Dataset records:
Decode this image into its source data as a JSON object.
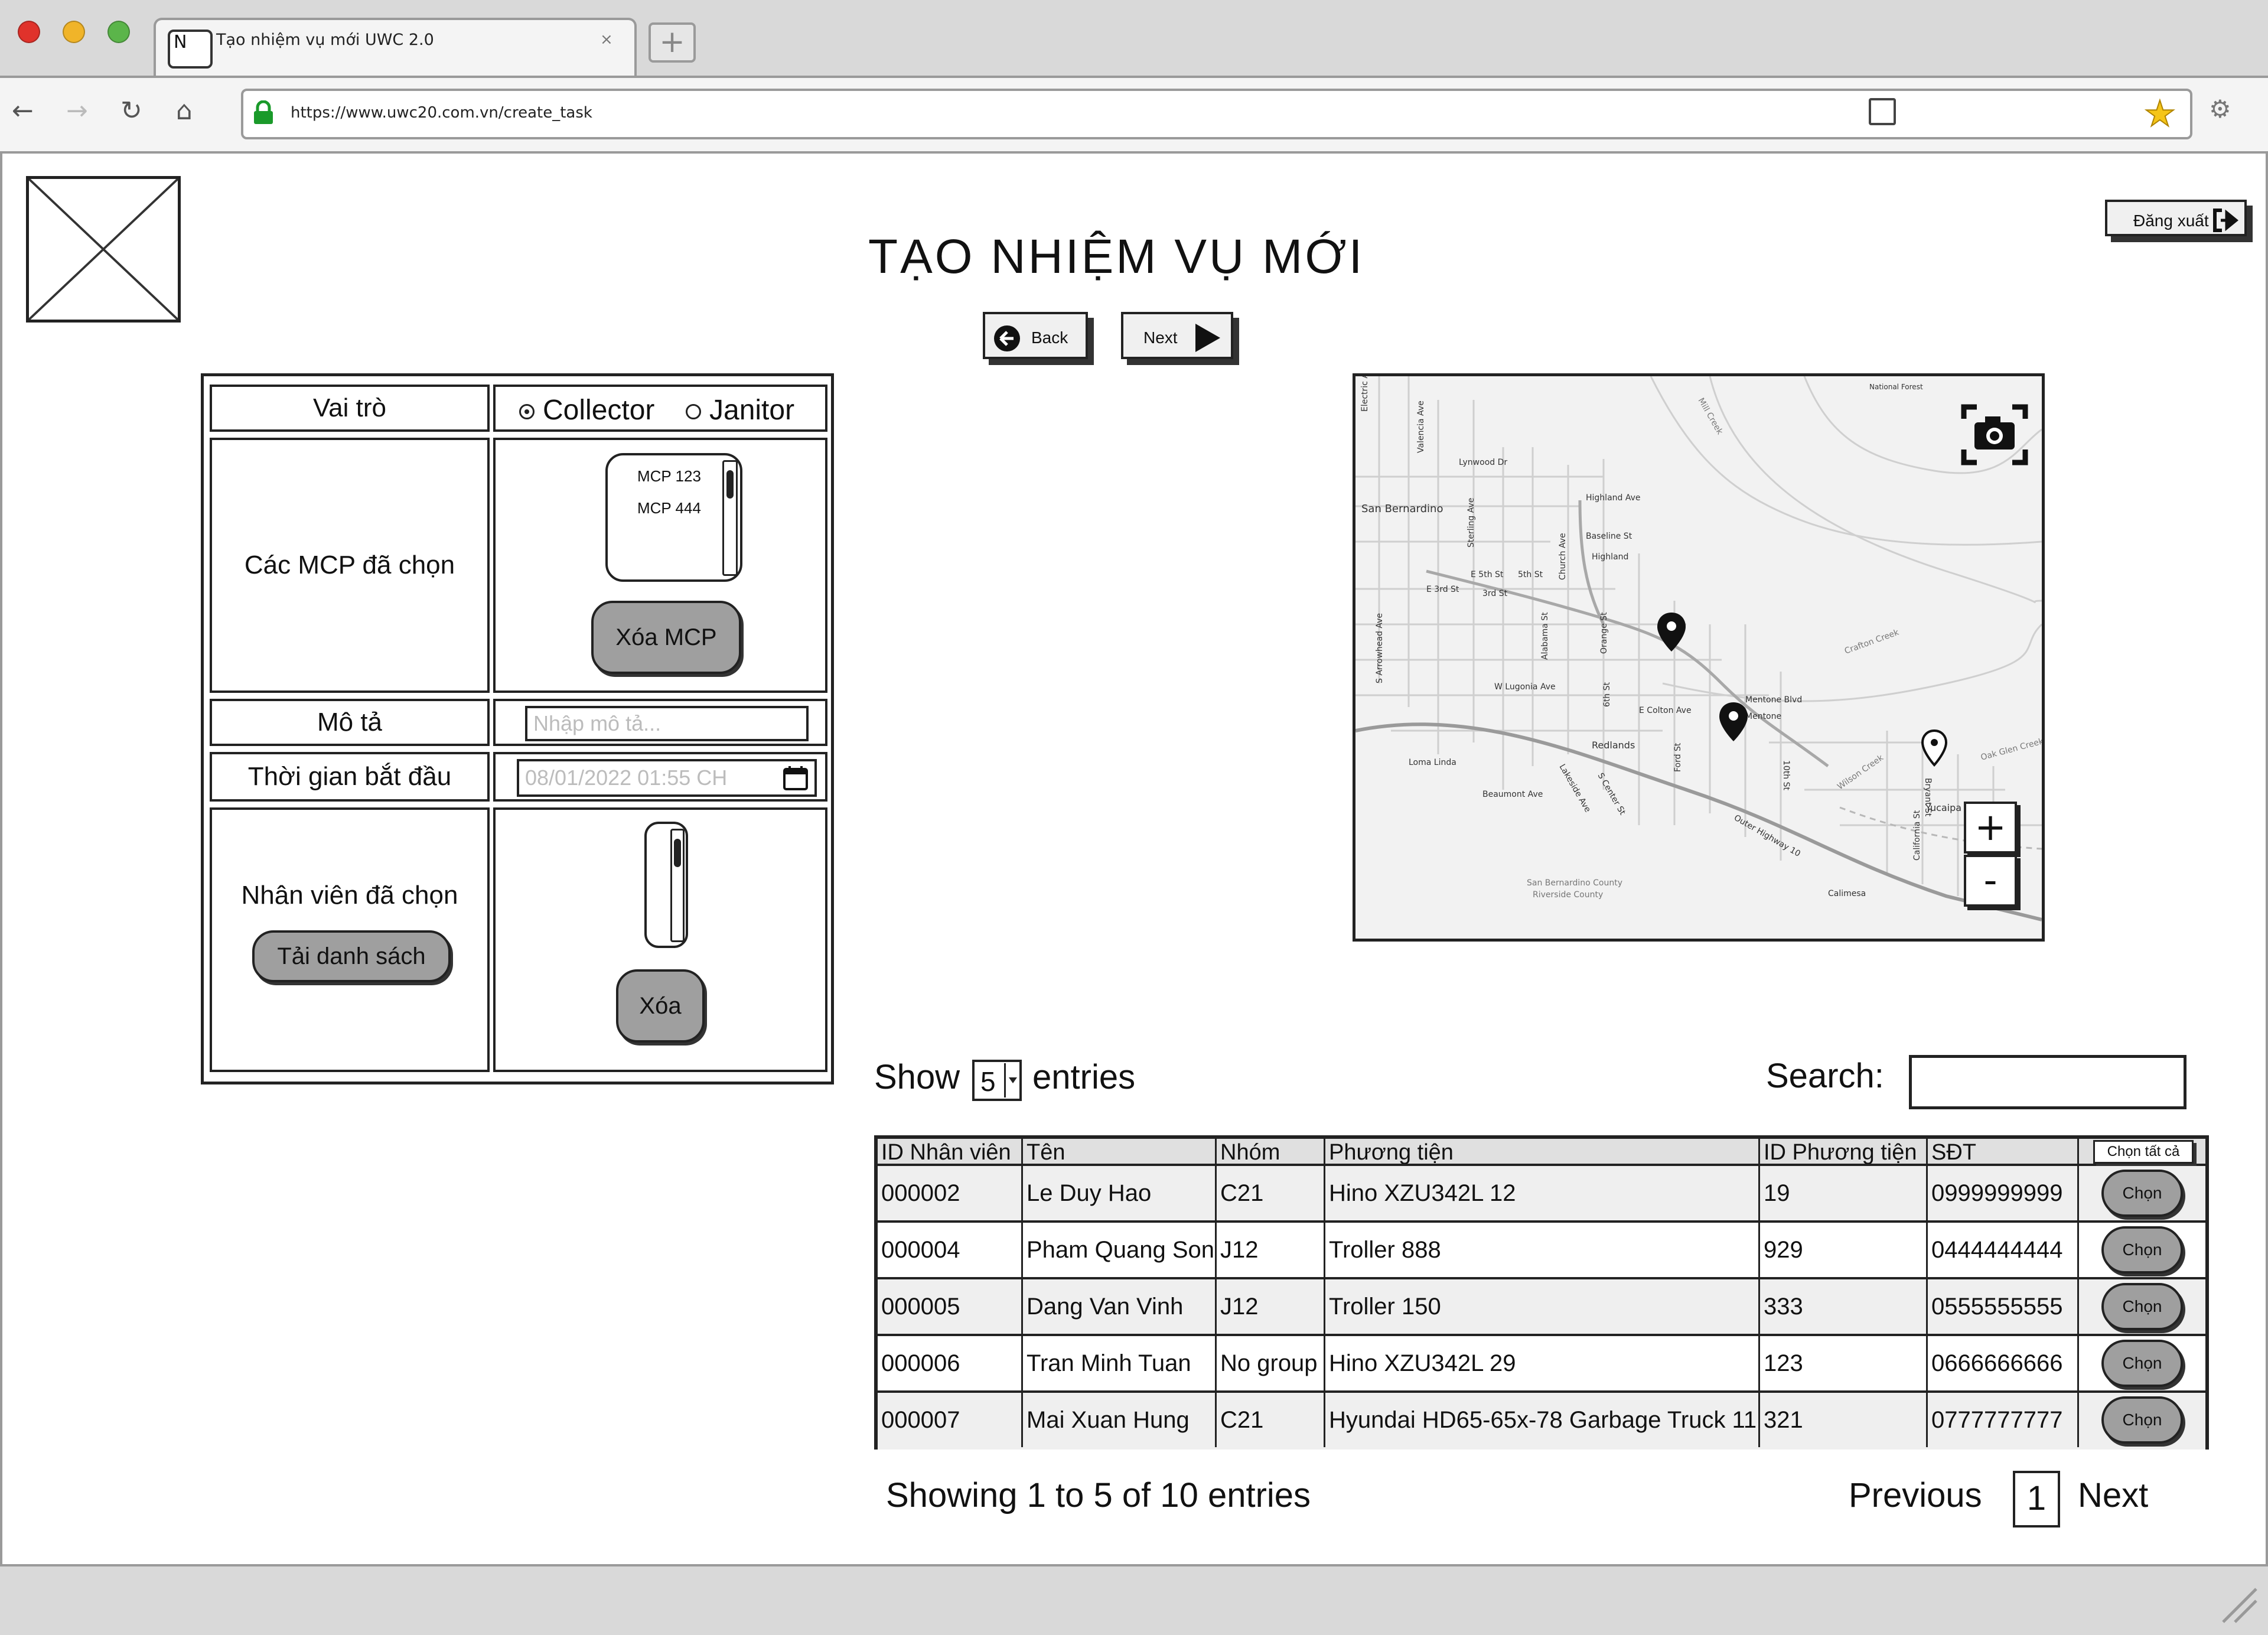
{
  "browser": {
    "tab_title": "Tạo nhiệm vụ mới UWC 2.0",
    "tab_close": "×",
    "favicon_letter": "N",
    "new_tab": "+",
    "url": "https://www.uwc20.com.vn/create_task",
    "nav_icons": [
      "back-arrow-icon",
      "forward-arrow-icon",
      "reload-icon",
      "home-icon"
    ],
    "nav_glyphs": [
      "←",
      "→",
      "↻",
      "⌂"
    ],
    "star_glyph": "★",
    "gear_glyph": "⚙"
  },
  "header": {
    "title": "TẠO NHIỆM VỤ MỚI",
    "logout_label": "Đăng xuất",
    "back_label": "Back",
    "next_label": "Next"
  },
  "form": {
    "role_label": "Vai trò",
    "role_options": [
      "Collector",
      "Janitor"
    ],
    "role_selected": "Collector",
    "mcp_label": "Các MCP đã chọn",
    "mcp_items": [
      "MCP 123",
      "MCP 444"
    ],
    "mcp_delete": "Xóa MCP",
    "desc_label": "Mô tả",
    "desc_placeholder": "Nhập mô tả...",
    "start_label": "Thời gian bắt đầu",
    "start_value": "08/01/2022 01:55 CH",
    "staff_label": "Nhân viên đã chọn",
    "load_list": "Tải danh sách",
    "staff_delete": "Xóa"
  },
  "map": {
    "labels": [
      "Electric Ave",
      "Valencia Ave",
      "Lynwood Dr",
      "San Bernardino",
      "Highland Ave",
      "Baseline St",
      "Highland",
      "E 5th St",
      "5th St",
      "E 3rd St",
      "3rd St",
      "Alabama St",
      "Orange St",
      "S Arrowhead Ave",
      "W Lugonia Ave",
      "6th St",
      "E Colton Ave",
      "Mentone Blvd",
      "Mentone",
      "Redlands",
      "Loma Linda",
      "Beaumont Ave",
      "Lakeside Ave",
      "S Center St",
      "Ford St",
      "10th St",
      "Outer Highway 10",
      "Yucaipa",
      "California St",
      "Bryant St",
      "Calimesa",
      "San Bernardino County",
      "Riverside County",
      "National Forest",
      "Oak Glen Creek",
      "Wilson Creek",
      "Crafton Creek",
      "Mill Creek",
      "Church Ave",
      "Sterling Ave"
    ],
    "zoom_in": "+",
    "zoom_out": "-"
  },
  "table": {
    "show_label": "Show",
    "entries_label": "entries",
    "page_size": "5",
    "search_label": "Search:",
    "columns": [
      "ID Nhân viên",
      "Tên",
      "Nhóm",
      "Phương tiện",
      "ID Phương tiện",
      "SĐT"
    ],
    "select_all": "Chọn tất cả",
    "choose_label": "Chọn",
    "rows": [
      [
        "000002",
        "Le Duy Hao",
        "C21",
        "Hino XZU342L 12",
        "19",
        "0999999999"
      ],
      [
        "000004",
        "Pham Quang Son",
        "J12",
        "Troller 888",
        "929",
        "0444444444"
      ],
      [
        "000005",
        "Dang Van Vinh",
        "J12",
        "Troller 150",
        "333",
        "0555555555"
      ],
      [
        "000006",
        "Tran Minh Tuan",
        "No group",
        "Hino XZU342L 29",
        "123",
        "0666666666"
      ],
      [
        "000007",
        "Mai Xuan Hung",
        "C21",
        "Hyundai HD65-65x-78 Garbage Truck 11",
        "321",
        "0777777777"
      ]
    ],
    "info": "Showing 1 to 5 of 10 entries",
    "prev_label": "Previous",
    "page": "1",
    "next_label": "Next"
  }
}
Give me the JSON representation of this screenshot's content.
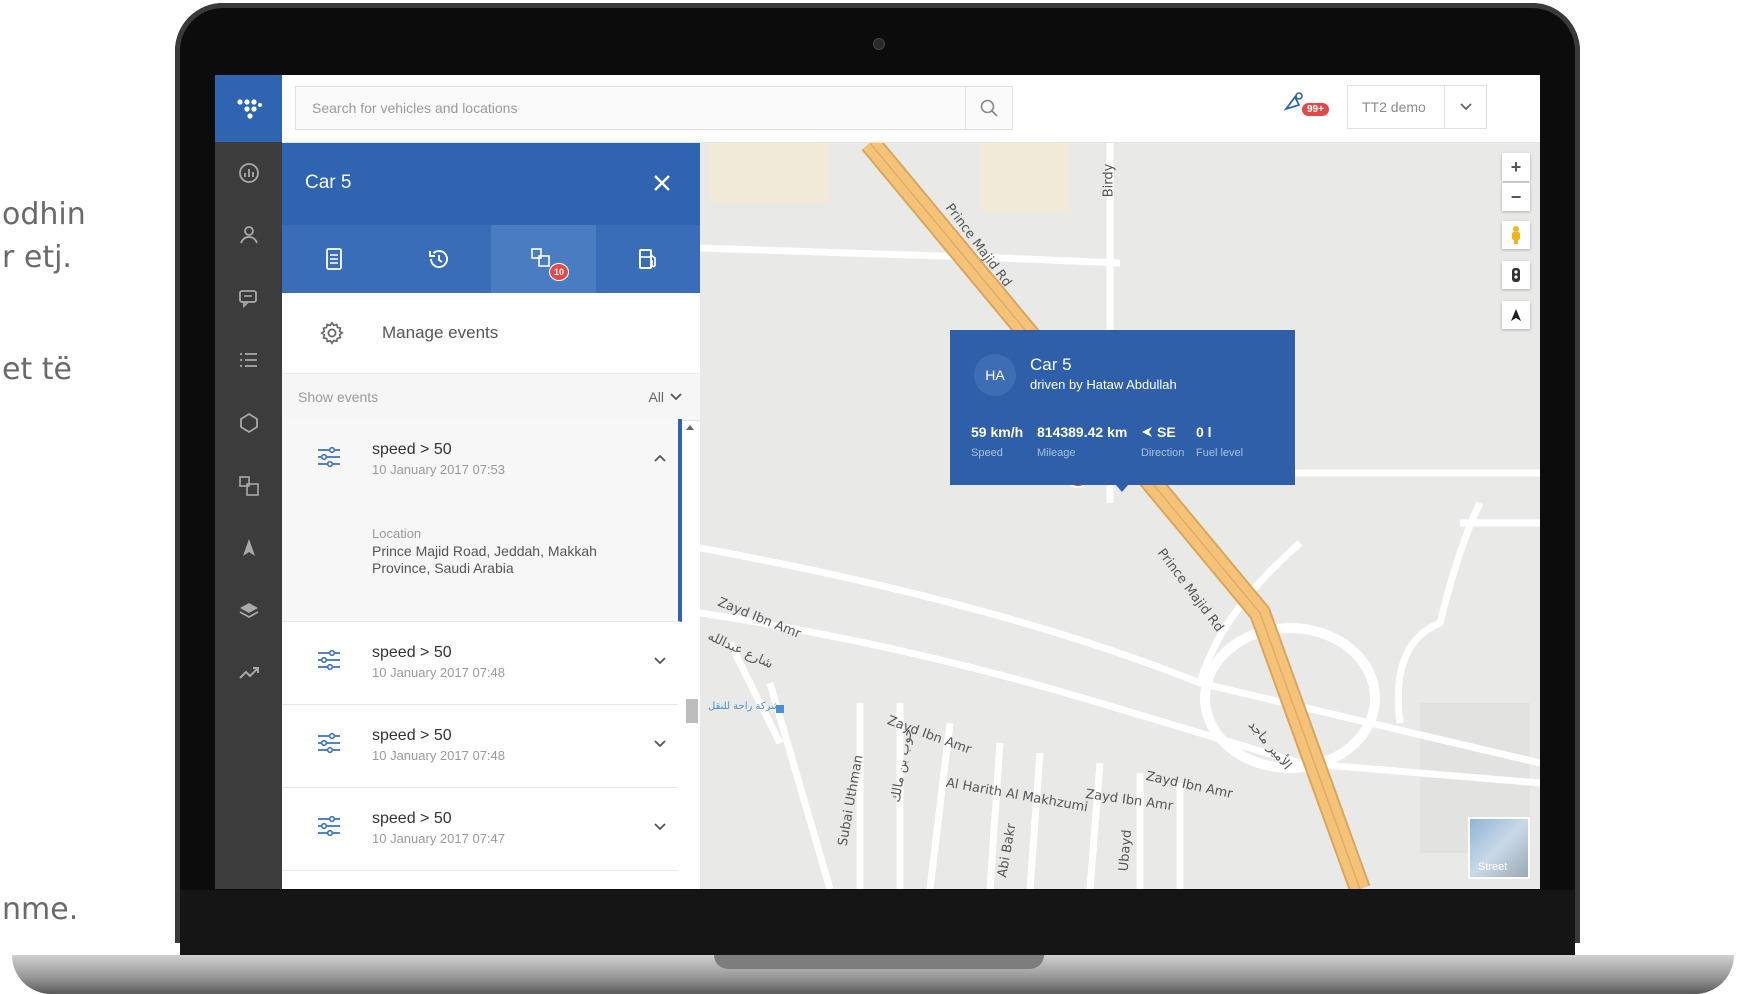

[What you should do]:
Pictures are excluded; output everything else in the data verbatim.

[Written response]:
Decode this image into its source data as a JSON object.
{
  "browser": {
    "tab_title": "Tạo nhiệm vụ mới UWC 2.0",
    "tab_close": "×",
    "favicon_letter": "N",
    "new_tab": "+",
    "url": "https://www.uwc20.com.vn/create_task",
    "nav_icons": [
      "back-arrow-icon",
      "forward-arrow-icon",
      "reload-icon",
      "home-icon"
    ],
    "nav_glyphs": [
      "←",
      "→",
      "↻",
      "⌂"
    ],
    "star_glyph": "★",
    "gear_glyph": "⚙"
  },
  "header": {
    "title": "TẠO NHIỆM VỤ MỚI",
    "logout_label": "Đăng xuất",
    "back_label": "Back",
    "next_label": "Next"
  },
  "form": {
    "role_label": "Vai trò",
    "role_options": [
      "Collector",
      "Janitor"
    ],
    "role_selected": "Collector",
    "mcp_label": "Các MCP đã chọn",
    "mcp_items": [
      "MCP 123",
      "MCP 444"
    ],
    "mcp_delete": "Xóa MCP",
    "desc_label": "Mô tả",
    "desc_placeholder": "Nhập mô tả...",
    "start_label": "Thời gian bắt đầu",
    "start_value": "08/01/2022 01:55 CH",
    "staff_label": "Nhân viên đã chọn",
    "load_list": "Tải danh sách",
    "staff_delete": "Xóa"
  },
  "map": {
    "labels": [
      "Electric Ave",
      "Valencia Ave",
      "Lynwood Dr",
      "San Bernardino",
      "Highland Ave",
      "Baseline St",
      "Highland",
      "E 5th St",
      "5th St",
      "E 3rd St",
      "3rd St",
      "Alabama St",
      "Orange St",
      "S Arrowhead Ave",
      "W Lugonia Ave",
      "6th St",
      "E Colton Ave",
      "Mentone Blvd",
      "Mentone",
      "Redlands",
      "Loma Linda",
      "Beaumont Ave",
      "Lakeside Ave",
      "S Center St",
      "Ford St",
      "10th St",
      "Outer Highway 10",
      "Yucaipa",
      "California St",
      "Bryant St",
      "Calimesa",
      "San Bernardino County",
      "Riverside County",
      "National Forest",
      "Oak Glen Creek",
      "Wilson Creek",
      "Crafton Creek",
      "Mill Creek",
      "Church Ave",
      "Sterling Ave"
    ],
    "zoom_in": "+",
    "zoom_out": "-"
  },
  "table": {
    "show_label": "Show",
    "entries_label": "entries",
    "page_size": "5",
    "search_label": "Search:",
    "columns": [
      "ID Nhân viên",
      "Tên",
      "Nhóm",
      "Phương tiện",
      "ID Phương tiện",
      "SĐT"
    ],
    "select_all": "Chọn tất cả",
    "choose_label": "Chọn",
    "rows": [
      [
        "000002",
        "Le Duy Hao",
        "C21",
        "Hino XZU342L 12",
        "19",
        "0999999999"
      ],
      [
        "000004",
        "Pham Quang Son",
        "J12",
        "Troller 888",
        "929",
        "0444444444"
      ],
      [
        "000005",
        "Dang Van Vinh",
        "J12",
        "Troller 150",
        "333",
        "0555555555"
      ],
      [
        "000006",
        "Tran Minh Tuan",
        "No group",
        "Hino XZU342L 29",
        "123",
        "0666666666"
      ],
      [
        "000007",
        "Mai Xuan Hung",
        "C21",
        "Hyundai HD65-65x-78 Garbage Truck 11",
        "321",
        "0777777777"
      ]
    ],
    "info": "Showing 1 to 5 of 10 entries",
    "prev_label": "Previous",
    "page": "1",
    "next_label": "Next"
  }
}
Give me the JSON representation of this screenshot's content.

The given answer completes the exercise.